- TESTO SCELTO
Tutti coloro che hanno parlato di questi scioperi, anche senza simpatia profonda per la lunga sofferenza del popolo spagnolo, sono rimasti colpiti dalla loro tendenza ad un allargarsi estremamente rapido come una macchia d’olio. Evidentemente si trattava di un fenomeno che smentiva tutti i loro prognostici. Essi non si rendono conto come un semplice boicottaggio di tram, deciso a causa di un aumento di tariffa sui trasporti, abbia potuto diffondersi con tale ampiezza. Passavano di sorpresa in sorpresa: la polizia aveva stranamente tardato a reagire, l’esercito era rimasto in aspettativa; uno sciopero che impegnava migliaia di operai aveva potuto essere iniziato per telefono, con un ordine, evidentemente apocrifo, della falange. Una manifestazione di simile portata (i corrispondenti della stampa concordarono nell’attribuirgli importanza decisiva) pare rendere bene il clima di quelle giornate quasi insurrezionali.
Si è potuto dire che, dal principio alla fine del movimento, la sua «unità di stile» gli era stata data dall’humour.
Così, contrariamente a ciò che ci si poteva aspettare, dati i mezzi coercitivi su cui poggia una dittatura, un simile movimento si era rivelato possibile e sulla strada del suo generalizzarsi e aveva potuto appena appena essere frenato.
In quegli avvenimenti, il fatto ancora più significativo fu che gli scioperanti ebbero una vittoria integrale.
Ricordiamoci che le compagnie dovettero rinunciare ad aumentare il prezzo del biglietto del tram, che il governatore e il capo della polizia di Barcellona furono sostituiti, e così pure il dirigente provinciale dei sindacati, fantoccio autorizzato da Franco.
Soprattutto ricordiamo che le sanzioni prese in occasione della rivolta catalana dovettero essere tolte, e gli scioperanti ottennero di essere pagati mediante ore supplementari.
C’è in questo un fatto nuovo che non sarà mai troppo meditato. Non si può che vedervi una grande incrinatura di tutto l’insieme della struttura dittatoriale.
Si può ammazzare e avvilire tutto ciò che può essere avvilito, si può brandire di volta in volta il crocifisso e il mitra, affamare un popolo e privarlo di ciò che rimane di comunità umana, ma non perciò si riesce a cancellare l’anima di questo popolo, così com’essa si è incarnata durante la mia infanzia nella persona di Francisco Ferrer e quale si è ritemprata nel valore leggendario della C.N.T. e della F.A.I.
Alcune, tra le cause immediate dei moti di Barcellona, sono state individuate senza fatica. Paul Parisot, in Preuves, insiste sulla miseria delle masse, sull’asfissia economica della Spagna.
Il Fomento de la produción, secondo organo economico spagnolo (e del padronato catalano) riconosceva nel novembre 1950 che l’operaio catalano per nutrirsi aveva bisogno di 1/2 del suo salario.

- ESERCIZI DA SVOLGERE
1 > Rispondi alle seguenti domande sul testo relativo agli scioperi di Barcellona.
(a) A causa di che cosa fu deciso il boicottaggio dei tram?
(b) Chi fu sostituito insieme al governatore di Barcellona?
(c) Secondo il Fomento de la produción, nel novembre 1950 quale parte del salario serviva all'operaio catalano per nutrirsi?
2 > Riscrivi il passo del testo sugli scioperi di Barcellona da "Soprattutto ricordiamo che" fino a "della struttura dittatoriale." compreso, mettendo "punizioni" al posto di "sanzioni".

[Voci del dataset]
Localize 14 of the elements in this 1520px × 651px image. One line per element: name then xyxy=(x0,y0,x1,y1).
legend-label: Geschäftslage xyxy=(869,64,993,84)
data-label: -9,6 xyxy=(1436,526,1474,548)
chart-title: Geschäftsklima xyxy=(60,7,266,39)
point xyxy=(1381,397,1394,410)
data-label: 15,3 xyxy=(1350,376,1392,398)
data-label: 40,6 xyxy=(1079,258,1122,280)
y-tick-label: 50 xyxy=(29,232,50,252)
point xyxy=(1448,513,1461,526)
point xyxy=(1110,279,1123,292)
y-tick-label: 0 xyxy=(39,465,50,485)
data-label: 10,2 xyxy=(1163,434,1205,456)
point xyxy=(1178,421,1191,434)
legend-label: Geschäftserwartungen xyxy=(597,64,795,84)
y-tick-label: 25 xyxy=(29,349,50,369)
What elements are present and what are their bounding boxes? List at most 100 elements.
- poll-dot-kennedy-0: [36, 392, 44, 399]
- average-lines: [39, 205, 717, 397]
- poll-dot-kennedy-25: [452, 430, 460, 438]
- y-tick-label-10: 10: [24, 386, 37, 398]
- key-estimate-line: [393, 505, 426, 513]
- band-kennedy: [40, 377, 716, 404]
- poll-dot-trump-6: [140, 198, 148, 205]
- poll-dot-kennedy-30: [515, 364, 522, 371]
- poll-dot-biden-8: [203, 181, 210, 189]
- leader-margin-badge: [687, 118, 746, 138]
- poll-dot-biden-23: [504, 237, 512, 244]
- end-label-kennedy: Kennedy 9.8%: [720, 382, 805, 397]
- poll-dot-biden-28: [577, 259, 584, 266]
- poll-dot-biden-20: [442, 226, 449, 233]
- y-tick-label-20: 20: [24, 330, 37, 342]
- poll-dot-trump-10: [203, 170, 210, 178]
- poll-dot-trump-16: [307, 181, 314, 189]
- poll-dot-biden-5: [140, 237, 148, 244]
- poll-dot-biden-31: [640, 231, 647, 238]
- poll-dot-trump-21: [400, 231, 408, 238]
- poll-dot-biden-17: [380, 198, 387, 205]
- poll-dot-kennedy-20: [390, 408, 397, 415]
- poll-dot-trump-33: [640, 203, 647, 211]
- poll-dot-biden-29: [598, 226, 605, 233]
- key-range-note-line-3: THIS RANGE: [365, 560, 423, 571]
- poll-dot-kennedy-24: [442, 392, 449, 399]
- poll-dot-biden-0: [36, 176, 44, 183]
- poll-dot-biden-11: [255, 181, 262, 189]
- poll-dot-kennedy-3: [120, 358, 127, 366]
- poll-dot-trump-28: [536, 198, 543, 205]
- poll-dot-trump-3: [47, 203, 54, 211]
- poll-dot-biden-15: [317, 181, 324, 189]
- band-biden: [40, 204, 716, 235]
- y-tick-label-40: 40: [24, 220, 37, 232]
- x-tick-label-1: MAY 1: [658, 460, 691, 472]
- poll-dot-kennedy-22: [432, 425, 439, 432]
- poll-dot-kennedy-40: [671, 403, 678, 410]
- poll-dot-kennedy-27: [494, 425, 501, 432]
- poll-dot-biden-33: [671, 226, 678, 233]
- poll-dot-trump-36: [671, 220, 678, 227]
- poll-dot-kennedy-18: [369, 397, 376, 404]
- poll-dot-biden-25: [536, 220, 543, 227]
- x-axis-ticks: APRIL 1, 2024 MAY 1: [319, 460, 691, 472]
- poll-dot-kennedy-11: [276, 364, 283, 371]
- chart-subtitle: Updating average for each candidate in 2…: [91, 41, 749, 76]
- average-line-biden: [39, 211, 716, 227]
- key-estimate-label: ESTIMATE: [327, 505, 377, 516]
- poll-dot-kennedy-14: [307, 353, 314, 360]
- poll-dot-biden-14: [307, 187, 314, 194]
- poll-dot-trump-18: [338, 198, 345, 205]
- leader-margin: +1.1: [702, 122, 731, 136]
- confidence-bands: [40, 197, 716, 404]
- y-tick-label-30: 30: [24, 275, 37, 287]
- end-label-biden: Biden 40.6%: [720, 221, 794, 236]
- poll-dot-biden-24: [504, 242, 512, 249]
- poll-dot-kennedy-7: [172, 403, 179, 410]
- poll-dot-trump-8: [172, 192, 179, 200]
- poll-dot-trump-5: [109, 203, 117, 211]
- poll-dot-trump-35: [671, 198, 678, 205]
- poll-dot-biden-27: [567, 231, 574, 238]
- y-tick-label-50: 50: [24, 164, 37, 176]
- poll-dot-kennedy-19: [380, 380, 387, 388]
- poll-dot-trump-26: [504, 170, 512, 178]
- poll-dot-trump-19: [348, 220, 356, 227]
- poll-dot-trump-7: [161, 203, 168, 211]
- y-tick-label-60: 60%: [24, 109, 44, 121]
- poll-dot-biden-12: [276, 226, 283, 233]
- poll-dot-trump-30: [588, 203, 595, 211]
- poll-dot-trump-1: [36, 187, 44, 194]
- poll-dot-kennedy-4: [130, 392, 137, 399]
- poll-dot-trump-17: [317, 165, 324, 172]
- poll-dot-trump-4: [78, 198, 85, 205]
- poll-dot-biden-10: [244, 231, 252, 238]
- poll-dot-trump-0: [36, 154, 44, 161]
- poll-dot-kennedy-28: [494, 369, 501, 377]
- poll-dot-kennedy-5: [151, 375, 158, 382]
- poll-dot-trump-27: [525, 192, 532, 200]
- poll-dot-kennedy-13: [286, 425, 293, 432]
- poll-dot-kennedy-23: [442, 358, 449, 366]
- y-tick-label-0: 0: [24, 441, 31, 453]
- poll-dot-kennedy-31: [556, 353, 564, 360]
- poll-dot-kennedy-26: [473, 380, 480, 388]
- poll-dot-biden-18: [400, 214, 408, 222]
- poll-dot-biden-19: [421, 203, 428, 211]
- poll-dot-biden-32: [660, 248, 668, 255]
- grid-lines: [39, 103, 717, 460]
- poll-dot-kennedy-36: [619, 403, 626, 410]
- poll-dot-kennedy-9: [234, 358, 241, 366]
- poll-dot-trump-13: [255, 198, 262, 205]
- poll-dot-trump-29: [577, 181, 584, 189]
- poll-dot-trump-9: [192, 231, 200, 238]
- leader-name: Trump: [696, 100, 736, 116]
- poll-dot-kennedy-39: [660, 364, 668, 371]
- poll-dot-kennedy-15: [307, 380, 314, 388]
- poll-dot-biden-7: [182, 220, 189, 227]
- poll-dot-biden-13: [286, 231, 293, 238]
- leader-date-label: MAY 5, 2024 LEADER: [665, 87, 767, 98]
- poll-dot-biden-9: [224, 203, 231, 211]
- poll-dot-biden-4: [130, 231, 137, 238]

- SOLUZIONI
1 >
(a) Fu deciso a causa di un aumento di tariffa sui trasporti.
(b) Furono sostituiti il capo della polizia di Barcellona e il dirigente provinciale dei sindacati.
(c) Gli serviva 1/2 del suo salario.

2 >
Soprattutto ricordiamo che le punizioni prese in occasione della rivolta catalana dovettero essere tolte, e gli scioperanti ottennero di essere pagati mediante ore supplementari.
C’è in questo un fatto nuovo che non sarà mai troppo meditato. Non si può che vedervi una grande incrinatura di tutto l’insieme della struttura dittatoriale.